Work to do: Give the number of lines in the records below that include "plain", and nothing more.

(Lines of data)
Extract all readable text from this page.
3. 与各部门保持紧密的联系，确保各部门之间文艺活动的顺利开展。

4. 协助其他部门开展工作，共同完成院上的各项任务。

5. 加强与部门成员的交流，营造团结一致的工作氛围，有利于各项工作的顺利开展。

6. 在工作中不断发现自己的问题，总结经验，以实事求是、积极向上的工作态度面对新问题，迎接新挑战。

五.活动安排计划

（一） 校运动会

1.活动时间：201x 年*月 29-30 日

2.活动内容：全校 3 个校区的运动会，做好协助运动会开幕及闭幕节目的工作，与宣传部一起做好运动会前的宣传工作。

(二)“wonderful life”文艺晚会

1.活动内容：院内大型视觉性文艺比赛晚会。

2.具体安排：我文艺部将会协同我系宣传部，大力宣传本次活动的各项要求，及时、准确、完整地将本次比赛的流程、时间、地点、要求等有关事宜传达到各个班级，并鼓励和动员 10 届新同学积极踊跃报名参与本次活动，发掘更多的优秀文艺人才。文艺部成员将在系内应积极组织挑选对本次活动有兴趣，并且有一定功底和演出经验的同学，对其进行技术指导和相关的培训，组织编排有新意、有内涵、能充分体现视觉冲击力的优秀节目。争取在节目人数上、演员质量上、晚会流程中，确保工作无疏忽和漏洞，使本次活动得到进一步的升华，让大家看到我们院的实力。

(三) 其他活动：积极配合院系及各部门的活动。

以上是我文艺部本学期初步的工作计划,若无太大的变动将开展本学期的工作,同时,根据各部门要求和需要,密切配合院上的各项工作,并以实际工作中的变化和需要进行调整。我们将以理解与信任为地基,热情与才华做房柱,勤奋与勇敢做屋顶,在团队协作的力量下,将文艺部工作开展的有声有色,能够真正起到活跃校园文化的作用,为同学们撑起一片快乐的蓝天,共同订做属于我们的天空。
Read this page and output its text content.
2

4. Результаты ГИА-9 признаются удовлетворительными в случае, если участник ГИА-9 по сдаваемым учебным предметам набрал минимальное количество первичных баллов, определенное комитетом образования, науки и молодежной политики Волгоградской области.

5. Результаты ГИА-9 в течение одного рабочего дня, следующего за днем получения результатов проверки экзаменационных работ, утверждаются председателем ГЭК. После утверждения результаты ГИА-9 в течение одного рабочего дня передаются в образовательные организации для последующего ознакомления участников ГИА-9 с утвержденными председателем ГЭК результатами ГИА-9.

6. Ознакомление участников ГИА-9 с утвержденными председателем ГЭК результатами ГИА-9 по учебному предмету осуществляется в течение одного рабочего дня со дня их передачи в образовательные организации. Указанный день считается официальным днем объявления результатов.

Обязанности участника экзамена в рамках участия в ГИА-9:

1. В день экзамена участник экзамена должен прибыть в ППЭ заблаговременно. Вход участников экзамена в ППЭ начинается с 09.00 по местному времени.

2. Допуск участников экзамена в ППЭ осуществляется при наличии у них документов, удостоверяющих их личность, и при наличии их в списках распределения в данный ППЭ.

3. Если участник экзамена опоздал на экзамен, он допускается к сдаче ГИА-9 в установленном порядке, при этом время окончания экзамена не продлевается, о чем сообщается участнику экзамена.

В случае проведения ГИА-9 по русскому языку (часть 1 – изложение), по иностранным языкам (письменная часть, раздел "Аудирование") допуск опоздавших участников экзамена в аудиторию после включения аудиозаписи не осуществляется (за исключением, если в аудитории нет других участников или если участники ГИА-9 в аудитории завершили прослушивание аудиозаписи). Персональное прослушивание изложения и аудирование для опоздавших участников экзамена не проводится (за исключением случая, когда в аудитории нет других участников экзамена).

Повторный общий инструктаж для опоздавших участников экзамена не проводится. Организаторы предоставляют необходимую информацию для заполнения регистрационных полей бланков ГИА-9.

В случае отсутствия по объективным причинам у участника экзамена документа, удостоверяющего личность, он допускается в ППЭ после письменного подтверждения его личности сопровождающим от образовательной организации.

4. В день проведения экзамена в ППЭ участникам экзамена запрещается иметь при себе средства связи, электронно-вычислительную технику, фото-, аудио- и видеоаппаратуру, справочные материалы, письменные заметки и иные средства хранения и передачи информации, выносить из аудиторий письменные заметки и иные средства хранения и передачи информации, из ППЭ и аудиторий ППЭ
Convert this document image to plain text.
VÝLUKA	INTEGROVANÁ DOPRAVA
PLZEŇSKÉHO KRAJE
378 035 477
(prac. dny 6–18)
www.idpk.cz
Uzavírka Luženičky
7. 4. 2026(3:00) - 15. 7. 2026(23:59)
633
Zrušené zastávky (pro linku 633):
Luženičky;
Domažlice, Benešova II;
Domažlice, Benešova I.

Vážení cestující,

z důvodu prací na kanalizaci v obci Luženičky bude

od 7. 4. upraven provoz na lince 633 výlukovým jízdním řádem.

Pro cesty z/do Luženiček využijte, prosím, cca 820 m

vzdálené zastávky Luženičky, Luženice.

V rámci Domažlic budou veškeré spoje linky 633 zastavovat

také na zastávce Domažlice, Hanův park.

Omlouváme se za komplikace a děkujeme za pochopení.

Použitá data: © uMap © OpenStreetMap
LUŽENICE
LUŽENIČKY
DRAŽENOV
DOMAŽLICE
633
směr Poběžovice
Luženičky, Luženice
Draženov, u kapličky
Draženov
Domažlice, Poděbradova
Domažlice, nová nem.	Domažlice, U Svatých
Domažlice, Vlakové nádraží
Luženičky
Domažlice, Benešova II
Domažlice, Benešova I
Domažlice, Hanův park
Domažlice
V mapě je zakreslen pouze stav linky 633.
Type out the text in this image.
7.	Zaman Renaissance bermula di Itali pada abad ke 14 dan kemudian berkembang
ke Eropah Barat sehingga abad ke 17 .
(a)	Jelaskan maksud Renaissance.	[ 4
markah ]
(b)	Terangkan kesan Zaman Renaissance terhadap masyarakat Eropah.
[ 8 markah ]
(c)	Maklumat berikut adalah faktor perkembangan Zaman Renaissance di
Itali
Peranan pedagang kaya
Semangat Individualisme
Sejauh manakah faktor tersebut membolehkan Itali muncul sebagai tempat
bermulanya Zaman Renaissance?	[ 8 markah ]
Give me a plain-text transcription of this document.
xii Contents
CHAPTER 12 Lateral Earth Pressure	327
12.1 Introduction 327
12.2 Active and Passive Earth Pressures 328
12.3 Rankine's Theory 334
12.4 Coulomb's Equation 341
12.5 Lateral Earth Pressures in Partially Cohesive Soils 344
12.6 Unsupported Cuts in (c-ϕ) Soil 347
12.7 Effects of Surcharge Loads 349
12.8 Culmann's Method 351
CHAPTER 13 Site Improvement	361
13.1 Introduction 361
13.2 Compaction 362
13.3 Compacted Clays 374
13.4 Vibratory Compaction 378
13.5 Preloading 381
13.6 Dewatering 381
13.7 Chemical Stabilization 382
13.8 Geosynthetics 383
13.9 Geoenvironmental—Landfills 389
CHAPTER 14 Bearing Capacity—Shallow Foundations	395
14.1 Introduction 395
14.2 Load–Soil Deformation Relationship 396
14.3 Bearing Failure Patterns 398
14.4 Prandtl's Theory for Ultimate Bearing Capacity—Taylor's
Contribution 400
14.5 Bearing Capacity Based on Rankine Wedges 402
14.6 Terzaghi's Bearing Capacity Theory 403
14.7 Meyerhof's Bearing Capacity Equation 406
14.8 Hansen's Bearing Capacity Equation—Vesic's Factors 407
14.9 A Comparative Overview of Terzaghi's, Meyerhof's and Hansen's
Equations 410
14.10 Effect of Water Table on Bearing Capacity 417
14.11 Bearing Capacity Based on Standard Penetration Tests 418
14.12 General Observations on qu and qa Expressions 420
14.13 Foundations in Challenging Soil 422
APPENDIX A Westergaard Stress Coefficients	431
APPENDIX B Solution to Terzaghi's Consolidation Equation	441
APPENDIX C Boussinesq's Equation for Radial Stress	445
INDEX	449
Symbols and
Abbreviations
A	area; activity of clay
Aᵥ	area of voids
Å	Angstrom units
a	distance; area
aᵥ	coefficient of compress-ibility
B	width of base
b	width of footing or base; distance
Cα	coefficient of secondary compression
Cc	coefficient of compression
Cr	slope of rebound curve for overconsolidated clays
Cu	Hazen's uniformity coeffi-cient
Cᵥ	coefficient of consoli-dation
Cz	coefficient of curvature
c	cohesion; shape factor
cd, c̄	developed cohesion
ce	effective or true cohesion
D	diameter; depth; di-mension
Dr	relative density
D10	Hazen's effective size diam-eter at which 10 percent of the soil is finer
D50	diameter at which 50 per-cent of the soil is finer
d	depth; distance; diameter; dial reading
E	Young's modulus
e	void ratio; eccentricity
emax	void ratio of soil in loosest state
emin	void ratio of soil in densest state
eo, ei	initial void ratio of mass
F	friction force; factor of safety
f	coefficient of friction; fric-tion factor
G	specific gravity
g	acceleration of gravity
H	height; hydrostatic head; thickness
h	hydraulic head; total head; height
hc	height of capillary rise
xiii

Answer to the task: 2